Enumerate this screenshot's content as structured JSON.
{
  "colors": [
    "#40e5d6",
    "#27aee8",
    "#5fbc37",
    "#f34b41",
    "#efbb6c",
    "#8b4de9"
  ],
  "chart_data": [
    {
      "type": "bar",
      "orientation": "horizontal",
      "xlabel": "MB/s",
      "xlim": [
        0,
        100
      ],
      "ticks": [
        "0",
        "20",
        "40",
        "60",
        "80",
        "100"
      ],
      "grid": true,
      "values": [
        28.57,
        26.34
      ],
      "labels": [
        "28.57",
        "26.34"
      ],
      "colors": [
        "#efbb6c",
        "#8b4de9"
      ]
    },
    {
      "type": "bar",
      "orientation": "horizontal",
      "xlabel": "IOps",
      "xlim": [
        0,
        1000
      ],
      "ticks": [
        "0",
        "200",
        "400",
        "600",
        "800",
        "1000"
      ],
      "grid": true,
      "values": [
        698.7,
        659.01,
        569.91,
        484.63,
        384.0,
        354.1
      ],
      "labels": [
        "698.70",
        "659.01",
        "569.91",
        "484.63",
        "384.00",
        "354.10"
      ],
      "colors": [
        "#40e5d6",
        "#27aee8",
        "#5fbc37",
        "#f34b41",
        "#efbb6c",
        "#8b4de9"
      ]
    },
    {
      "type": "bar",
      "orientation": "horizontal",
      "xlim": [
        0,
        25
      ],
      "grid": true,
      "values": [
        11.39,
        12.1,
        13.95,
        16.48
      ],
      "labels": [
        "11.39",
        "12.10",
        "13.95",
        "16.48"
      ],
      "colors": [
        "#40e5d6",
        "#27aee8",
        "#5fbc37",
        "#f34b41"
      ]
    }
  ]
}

§

To be done:
Write out every entry word for word.

Result for this exercise:
Enumerate this screenshot's content as structured JSON.
{
  "colors": [
    "#40e5d6",
    "#27aee8",
    "#5fbc37",
    "#f34b41",
    "#efbb6c",
    "#8b4de9"
  ],
  "chart_data": [
    {
      "type": "bar",
      "orientation": "horizontal",
      "xlabel": "MB/s",
      "xlim": [
        0,
        100
      ],
      "ticks": [
        "0",
        "20",
        "40",
        "60",
        "80",
        "100"
      ],
      "grid": true,
      "values": [
        28.57,
        26.34
      ],
      "labels": [
        "28.57",
        "26.34"
      ],
      "colors": [
        "#efbb6c",
        "#8b4de9"
      ]
    },
    {
      "type": "bar",
      "orientation": "horizontal",
      "xlabel": "IOps",
      "xlim": [
        0,
        1000
      ],
      "ticks": [
        "0",
        "200",
        "400",
        "600",
        "800",
        "1000"
      ],
      "grid": true,
      "values": [
        698.7,
        659.01,
        569.91,
        484.63,
        384.0,
        354.1
      ],
      "labels": [
        "698.70",
        "659.01",
        "569.91",
        "484.63",
        "384.00",
        "354.10"
      ],
      "colors": [
        "#40e5d6",
        "#27aee8",
        "#5fbc37",
        "#f34b41",
        "#efbb6c",
        "#8b4de9"
      ]
    },
    {
      "type": "bar",
      "orientation": "horizontal",
      "xlim": [
        0,
        25
      ],
      "grid": true,
      "values": [
        11.39,
        12.1,
        13.95,
        16.48
      ],
      "labels": [
        "11.39",
        "12.10",
        "13.95",
        "16.48"
      ],
      "colors": [
        "#40e5d6",
        "#27aee8",
        "#5fbc37",
        "#f34b41"
      ]
    }
  ]
}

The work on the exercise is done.